##### Data listing

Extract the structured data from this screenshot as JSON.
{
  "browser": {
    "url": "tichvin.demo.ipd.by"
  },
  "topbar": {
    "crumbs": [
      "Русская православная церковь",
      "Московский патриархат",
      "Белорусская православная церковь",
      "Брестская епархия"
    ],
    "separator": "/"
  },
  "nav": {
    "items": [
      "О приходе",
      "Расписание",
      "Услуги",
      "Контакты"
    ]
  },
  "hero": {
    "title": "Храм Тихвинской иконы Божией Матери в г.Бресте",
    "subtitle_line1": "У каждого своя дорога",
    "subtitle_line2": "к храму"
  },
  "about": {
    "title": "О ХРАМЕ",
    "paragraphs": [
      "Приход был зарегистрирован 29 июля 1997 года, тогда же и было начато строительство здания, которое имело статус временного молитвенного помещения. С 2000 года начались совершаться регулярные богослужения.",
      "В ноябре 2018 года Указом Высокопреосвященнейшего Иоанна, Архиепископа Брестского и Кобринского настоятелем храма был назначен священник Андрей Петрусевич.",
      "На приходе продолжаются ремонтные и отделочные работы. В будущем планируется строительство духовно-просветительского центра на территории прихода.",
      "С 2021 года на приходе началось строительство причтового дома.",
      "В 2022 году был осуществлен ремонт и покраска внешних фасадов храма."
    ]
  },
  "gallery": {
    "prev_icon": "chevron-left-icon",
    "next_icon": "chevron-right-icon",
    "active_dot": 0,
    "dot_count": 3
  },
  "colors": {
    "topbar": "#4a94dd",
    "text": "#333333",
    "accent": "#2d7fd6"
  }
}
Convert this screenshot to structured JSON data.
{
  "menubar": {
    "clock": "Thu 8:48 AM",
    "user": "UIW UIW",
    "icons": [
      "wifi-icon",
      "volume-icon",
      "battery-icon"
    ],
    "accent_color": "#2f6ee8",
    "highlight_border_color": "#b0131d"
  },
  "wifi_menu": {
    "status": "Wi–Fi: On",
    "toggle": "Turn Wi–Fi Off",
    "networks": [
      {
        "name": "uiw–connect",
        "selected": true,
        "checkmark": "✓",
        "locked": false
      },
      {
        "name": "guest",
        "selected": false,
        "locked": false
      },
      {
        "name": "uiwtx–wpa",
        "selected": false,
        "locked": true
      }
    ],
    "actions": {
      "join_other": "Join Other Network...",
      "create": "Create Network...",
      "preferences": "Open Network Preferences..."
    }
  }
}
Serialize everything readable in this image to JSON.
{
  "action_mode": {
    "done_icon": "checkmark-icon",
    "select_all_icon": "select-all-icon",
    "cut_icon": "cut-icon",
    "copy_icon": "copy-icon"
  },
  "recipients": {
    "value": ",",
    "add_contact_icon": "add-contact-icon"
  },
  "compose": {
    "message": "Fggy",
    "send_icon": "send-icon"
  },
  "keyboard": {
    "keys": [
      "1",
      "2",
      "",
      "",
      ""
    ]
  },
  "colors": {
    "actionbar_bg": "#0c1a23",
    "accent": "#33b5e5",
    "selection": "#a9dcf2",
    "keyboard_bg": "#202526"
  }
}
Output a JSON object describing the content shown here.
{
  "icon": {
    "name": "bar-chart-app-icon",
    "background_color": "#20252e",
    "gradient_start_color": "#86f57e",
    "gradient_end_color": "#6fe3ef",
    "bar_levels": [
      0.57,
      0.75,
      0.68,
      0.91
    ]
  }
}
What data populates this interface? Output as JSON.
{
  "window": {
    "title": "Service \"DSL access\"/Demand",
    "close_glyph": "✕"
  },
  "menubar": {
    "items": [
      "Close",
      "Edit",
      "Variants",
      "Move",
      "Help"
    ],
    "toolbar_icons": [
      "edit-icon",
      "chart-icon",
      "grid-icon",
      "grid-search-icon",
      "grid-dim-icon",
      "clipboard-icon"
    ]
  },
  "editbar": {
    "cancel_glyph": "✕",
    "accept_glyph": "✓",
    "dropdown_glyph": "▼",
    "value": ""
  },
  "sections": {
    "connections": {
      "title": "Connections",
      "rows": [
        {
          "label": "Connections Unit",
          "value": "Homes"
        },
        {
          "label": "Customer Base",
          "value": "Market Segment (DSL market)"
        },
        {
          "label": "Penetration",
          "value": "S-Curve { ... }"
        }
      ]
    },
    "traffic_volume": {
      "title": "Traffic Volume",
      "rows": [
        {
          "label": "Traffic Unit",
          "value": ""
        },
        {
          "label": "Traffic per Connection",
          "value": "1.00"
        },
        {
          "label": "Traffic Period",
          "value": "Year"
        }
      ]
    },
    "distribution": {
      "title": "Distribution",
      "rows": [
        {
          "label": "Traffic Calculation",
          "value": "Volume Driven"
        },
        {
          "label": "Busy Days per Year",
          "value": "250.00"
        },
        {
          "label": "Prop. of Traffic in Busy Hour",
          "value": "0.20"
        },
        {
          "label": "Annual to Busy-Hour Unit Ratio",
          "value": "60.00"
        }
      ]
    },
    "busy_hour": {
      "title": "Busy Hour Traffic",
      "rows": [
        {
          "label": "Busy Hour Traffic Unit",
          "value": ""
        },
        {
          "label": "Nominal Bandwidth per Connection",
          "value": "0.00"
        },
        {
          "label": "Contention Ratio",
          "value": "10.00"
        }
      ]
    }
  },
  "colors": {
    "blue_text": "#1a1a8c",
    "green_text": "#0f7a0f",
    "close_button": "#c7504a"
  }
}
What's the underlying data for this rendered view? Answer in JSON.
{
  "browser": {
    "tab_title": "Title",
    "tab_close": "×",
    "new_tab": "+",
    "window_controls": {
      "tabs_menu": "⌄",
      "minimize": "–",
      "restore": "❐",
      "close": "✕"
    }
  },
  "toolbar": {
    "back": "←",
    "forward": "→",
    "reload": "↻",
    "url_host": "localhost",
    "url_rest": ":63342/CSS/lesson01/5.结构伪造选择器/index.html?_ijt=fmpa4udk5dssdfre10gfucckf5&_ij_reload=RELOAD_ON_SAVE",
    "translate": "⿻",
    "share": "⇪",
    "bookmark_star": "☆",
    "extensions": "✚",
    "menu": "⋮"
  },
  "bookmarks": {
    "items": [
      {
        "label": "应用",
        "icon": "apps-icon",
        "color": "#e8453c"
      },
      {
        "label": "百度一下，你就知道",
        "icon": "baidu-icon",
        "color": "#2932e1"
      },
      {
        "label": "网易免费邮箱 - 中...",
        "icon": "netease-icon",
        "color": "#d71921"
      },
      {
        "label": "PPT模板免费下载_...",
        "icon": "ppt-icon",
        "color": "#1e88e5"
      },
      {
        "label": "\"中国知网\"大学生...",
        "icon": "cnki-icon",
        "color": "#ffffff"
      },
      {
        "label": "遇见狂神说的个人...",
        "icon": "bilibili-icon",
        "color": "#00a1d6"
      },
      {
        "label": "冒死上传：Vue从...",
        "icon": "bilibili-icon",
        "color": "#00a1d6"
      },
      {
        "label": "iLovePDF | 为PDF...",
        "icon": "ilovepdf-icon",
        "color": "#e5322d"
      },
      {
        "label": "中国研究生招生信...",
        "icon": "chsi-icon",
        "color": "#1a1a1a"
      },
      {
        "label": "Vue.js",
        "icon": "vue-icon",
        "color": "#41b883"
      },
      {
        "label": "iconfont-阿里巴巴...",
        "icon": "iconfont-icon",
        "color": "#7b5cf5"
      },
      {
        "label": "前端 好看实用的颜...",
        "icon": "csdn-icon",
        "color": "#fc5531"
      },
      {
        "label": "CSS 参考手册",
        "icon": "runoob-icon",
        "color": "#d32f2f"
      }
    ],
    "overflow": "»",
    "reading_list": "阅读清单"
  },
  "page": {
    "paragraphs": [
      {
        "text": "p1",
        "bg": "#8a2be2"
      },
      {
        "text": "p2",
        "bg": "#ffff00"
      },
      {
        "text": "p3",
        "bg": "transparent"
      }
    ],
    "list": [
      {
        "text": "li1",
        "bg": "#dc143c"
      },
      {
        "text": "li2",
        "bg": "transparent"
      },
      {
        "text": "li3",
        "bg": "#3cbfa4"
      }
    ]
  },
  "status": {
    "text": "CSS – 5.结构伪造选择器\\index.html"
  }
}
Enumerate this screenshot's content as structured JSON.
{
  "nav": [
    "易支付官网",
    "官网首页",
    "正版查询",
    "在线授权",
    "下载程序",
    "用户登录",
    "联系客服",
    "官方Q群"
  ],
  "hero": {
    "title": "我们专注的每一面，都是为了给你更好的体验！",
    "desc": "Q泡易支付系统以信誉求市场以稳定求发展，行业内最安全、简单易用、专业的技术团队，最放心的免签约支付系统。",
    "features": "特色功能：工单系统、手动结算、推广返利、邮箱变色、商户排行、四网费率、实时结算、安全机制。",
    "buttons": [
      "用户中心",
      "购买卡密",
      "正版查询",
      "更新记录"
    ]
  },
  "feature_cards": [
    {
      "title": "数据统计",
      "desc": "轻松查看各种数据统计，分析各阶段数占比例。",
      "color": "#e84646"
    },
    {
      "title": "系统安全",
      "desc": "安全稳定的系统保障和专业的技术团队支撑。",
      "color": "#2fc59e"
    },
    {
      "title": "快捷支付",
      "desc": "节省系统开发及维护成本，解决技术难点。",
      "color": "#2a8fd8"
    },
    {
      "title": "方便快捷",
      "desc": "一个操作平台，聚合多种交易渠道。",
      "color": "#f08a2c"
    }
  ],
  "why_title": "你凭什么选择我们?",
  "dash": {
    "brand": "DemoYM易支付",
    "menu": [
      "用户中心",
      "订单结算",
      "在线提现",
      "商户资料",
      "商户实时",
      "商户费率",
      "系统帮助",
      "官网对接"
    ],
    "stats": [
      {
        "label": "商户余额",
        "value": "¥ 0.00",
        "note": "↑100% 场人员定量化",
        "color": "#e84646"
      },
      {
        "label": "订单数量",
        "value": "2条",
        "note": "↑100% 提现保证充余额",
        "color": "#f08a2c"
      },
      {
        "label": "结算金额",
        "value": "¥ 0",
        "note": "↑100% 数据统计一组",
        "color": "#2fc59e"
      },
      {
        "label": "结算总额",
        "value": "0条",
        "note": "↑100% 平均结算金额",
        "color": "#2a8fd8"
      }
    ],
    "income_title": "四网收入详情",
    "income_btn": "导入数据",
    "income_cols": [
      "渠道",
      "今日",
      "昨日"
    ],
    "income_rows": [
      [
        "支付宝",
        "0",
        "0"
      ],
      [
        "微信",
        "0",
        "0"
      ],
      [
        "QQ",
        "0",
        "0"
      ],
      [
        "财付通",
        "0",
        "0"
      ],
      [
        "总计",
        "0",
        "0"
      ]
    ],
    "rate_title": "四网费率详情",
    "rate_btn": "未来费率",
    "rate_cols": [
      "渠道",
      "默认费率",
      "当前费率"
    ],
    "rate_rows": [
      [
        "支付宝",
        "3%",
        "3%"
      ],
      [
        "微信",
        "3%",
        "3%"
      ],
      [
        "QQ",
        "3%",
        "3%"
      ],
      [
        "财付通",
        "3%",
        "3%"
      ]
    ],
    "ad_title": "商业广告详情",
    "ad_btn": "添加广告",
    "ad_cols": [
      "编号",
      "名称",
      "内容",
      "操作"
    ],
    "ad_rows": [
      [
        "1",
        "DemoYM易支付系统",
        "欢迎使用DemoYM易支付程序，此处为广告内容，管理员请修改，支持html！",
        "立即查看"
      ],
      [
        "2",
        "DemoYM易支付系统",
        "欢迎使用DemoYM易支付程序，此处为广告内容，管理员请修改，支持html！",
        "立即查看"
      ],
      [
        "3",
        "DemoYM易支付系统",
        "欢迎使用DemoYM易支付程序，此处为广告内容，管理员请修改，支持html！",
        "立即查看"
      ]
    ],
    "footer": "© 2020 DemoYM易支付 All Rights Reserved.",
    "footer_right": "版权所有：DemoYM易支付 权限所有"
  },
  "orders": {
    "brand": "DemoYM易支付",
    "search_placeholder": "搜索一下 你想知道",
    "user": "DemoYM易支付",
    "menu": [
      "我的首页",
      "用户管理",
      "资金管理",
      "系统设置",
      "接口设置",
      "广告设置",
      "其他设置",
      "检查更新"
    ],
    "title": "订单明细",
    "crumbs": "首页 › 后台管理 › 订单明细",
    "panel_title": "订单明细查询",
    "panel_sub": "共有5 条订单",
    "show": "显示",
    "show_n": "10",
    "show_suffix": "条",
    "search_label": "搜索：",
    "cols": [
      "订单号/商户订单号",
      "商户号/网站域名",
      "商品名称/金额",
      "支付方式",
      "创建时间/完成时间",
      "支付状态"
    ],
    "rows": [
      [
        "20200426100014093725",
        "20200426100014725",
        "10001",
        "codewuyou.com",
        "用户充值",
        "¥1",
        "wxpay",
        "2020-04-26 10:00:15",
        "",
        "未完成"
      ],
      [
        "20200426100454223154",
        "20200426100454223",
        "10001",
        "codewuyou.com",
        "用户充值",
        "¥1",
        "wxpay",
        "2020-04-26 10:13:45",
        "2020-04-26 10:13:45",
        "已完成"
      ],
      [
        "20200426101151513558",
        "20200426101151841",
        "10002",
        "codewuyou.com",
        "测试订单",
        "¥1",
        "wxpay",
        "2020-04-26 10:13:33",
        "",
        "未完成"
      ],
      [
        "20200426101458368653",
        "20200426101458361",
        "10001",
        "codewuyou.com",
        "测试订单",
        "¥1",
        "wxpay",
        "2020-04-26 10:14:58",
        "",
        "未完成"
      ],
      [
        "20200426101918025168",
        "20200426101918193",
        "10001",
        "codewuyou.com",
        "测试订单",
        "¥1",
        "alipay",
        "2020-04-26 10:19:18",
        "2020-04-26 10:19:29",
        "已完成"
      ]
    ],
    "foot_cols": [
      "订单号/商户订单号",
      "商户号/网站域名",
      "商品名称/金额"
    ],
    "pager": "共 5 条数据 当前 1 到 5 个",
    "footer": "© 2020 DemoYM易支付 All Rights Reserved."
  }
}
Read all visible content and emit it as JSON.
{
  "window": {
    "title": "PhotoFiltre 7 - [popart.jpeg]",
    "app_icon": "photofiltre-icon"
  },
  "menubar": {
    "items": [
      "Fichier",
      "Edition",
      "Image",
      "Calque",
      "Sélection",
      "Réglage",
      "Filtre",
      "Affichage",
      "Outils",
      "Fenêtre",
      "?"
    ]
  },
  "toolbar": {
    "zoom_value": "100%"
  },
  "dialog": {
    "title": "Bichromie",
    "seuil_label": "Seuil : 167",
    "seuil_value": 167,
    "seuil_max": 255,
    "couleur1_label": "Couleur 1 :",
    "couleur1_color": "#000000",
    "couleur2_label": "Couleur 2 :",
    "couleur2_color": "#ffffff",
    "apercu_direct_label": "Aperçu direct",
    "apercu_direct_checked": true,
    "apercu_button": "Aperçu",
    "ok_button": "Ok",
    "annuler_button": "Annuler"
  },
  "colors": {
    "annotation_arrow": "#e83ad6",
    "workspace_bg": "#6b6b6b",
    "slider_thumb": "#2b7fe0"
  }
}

##########

Set problem
Pick out the lines containing the string "this" and show them.

Answer in full
Extract the structured data from this screenshot as JSON.
Convert this screenshot to structured JSON data.
Serialize everything readable in this image to JSON.
What data populates this interface? Output as JSON.
What's the underlying data for this rendered view? Answer in JSON.
Enumerate this screenshot's content as structured JSON.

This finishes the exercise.